__DATA SECTION__:
::::::
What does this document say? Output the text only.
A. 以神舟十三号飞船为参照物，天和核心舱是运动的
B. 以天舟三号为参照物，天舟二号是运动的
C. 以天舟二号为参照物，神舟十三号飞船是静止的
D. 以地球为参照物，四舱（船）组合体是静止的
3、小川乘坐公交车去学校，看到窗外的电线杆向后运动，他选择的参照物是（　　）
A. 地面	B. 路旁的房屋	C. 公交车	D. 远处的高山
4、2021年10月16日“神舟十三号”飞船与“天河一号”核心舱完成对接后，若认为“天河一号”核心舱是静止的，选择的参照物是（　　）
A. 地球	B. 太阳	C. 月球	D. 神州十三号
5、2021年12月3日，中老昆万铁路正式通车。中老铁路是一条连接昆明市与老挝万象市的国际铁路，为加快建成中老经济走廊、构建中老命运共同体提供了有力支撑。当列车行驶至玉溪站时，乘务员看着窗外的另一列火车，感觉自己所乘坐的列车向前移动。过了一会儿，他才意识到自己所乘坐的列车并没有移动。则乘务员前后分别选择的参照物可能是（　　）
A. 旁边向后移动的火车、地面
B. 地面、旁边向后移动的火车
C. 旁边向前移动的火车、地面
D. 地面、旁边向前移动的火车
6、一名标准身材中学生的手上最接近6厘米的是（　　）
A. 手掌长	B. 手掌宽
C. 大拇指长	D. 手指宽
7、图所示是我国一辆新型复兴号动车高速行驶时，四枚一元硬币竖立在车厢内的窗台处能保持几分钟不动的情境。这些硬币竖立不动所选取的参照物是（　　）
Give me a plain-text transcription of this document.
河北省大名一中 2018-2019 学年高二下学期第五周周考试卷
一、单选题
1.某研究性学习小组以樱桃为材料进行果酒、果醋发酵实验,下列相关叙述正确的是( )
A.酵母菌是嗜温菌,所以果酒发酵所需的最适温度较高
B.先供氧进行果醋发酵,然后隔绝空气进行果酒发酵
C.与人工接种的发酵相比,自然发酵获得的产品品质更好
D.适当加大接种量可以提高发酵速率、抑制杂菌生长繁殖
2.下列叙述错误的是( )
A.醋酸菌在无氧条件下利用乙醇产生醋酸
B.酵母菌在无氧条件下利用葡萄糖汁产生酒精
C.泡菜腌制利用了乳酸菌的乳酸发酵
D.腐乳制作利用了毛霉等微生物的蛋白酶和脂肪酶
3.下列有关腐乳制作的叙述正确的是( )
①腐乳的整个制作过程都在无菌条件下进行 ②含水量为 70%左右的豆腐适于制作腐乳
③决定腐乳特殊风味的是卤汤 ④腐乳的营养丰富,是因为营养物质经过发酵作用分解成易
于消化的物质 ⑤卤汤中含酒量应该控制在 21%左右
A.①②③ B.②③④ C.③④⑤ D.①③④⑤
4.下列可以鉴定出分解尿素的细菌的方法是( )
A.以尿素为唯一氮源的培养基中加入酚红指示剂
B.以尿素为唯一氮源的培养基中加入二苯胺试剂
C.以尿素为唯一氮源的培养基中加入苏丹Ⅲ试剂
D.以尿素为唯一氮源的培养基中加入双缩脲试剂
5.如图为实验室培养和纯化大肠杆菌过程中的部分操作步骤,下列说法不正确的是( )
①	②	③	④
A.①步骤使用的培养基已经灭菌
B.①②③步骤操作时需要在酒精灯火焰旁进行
::::::
__STATED TASK__: Above are the records; copy all of them exactly.

__EXPECTED OUTPUT__:
What does this document say? Output the text only.
A. 以神舟十三号飞船为参照物，天和核心舱是运动的
B. 以天舟三号为参照物，天舟二号是运动的
C. 以天舟二号为参照物，神舟十三号飞船是静止的
D. 以地球为参照物，四舱（船）组合体是静止的
3、小川乘坐公交车去学校，看到窗外的电线杆向后运动，他选择的参照物是（　　）
A. 地面	B. 路旁的房屋	C. 公交车	D. 远处的高山
4、2021年10月16日“神舟十三号”飞船与“天河一号”核心舱完成对接后，若认为“天河一号”核心舱是静止的，选择的参照物是（　　）
A. 地球	B. 太阳	C. 月球	D. 神州十三号
5、2021年12月3日，中老昆万铁路正式通车。中老铁路是一条连接昆明市与老挝万象市的国际铁路，为加快建成中老经济走廊、构建中老命运共同体提供了有力支撑。当列车行驶至玉溪站时，乘务员看着窗外的另一列火车，感觉自己所乘坐的列车向前移动。过了一会儿，他才意识到自己所乘坐的列车并没有移动。则乘务员前后分别选择的参照物可能是（　　）
A. 旁边向后移动的火车、地面
B. 地面、旁边向后移动的火车
C. 旁边向前移动的火车、地面
D. 地面、旁边向前移动的火车
6、一名标准身材中学生的手上最接近6厘米的是（　　）
A. 手掌长	B. 手掌宽
C. 大拇指长	D. 手指宽
7、图所示是我国一辆新型复兴号动车高速行驶时，四枚一元硬币竖立在车厢内的窗台处能保持几分钟不动的情境。这些硬币竖立不动所选取的参照物是（　　）
Give me a plain-text transcription of this document.
河北省大名一中 2018-2019 学年高二下学期第五周周考试卷
一、单选题
1.某研究性学习小组以樱桃为材料进行果酒、果醋发酵实验,下列相关叙述正确的是( )
A.酵母菌是嗜温菌,所以果酒发酵所需的最适温度较高
B.先供氧进行果醋发酵,然后隔绝空气进行果酒发酵
C.与人工接种的发酵相比,自然发酵获得的产品品质更好
D.适当加大接种量可以提高发酵速率、抑制杂菌生长繁殖
2.下列叙述错误的是( )
A.醋酸菌在无氧条件下利用乙醇产生醋酸
B.酵母菌在无氧条件下利用葡萄糖汁产生酒精
C.泡菜腌制利用了乳酸菌的乳酸发酵
D.腐乳制作利用了毛霉等微生物的蛋白酶和脂肪酶
3.下列有关腐乳制作的叙述正确的是( )
①腐乳的整个制作过程都在无菌条件下进行 ②含水量为 70%左右的豆腐适于制作腐乳
③决定腐乳特殊风味的是卤汤 ④腐乳的营养丰富,是因为营养物质经过发酵作用分解成易
于消化的物质 ⑤卤汤中含酒量应该控制在 21%左右
A.①②③ B.②③④ C.③④⑤ D.①③④⑤
4.下列可以鉴定出分解尿素的细菌的方法是( )
A.以尿素为唯一氮源的培养基中加入酚红指示剂
B.以尿素为唯一氮源的培养基中加入二苯胺试剂
C.以尿素为唯一氮源的培养基中加入苏丹Ⅲ试剂
D.以尿素为唯一氮源的培养基中加入双缩脲试剂
5.如图为实验室培养和纯化大肠杆菌过程中的部分操作步骤,下列说法不正确的是( )
①	②	③	④
A.①步骤使用的培养基已经灭菌
B.①②③步骤操作时需要在酒精灯火焰旁进行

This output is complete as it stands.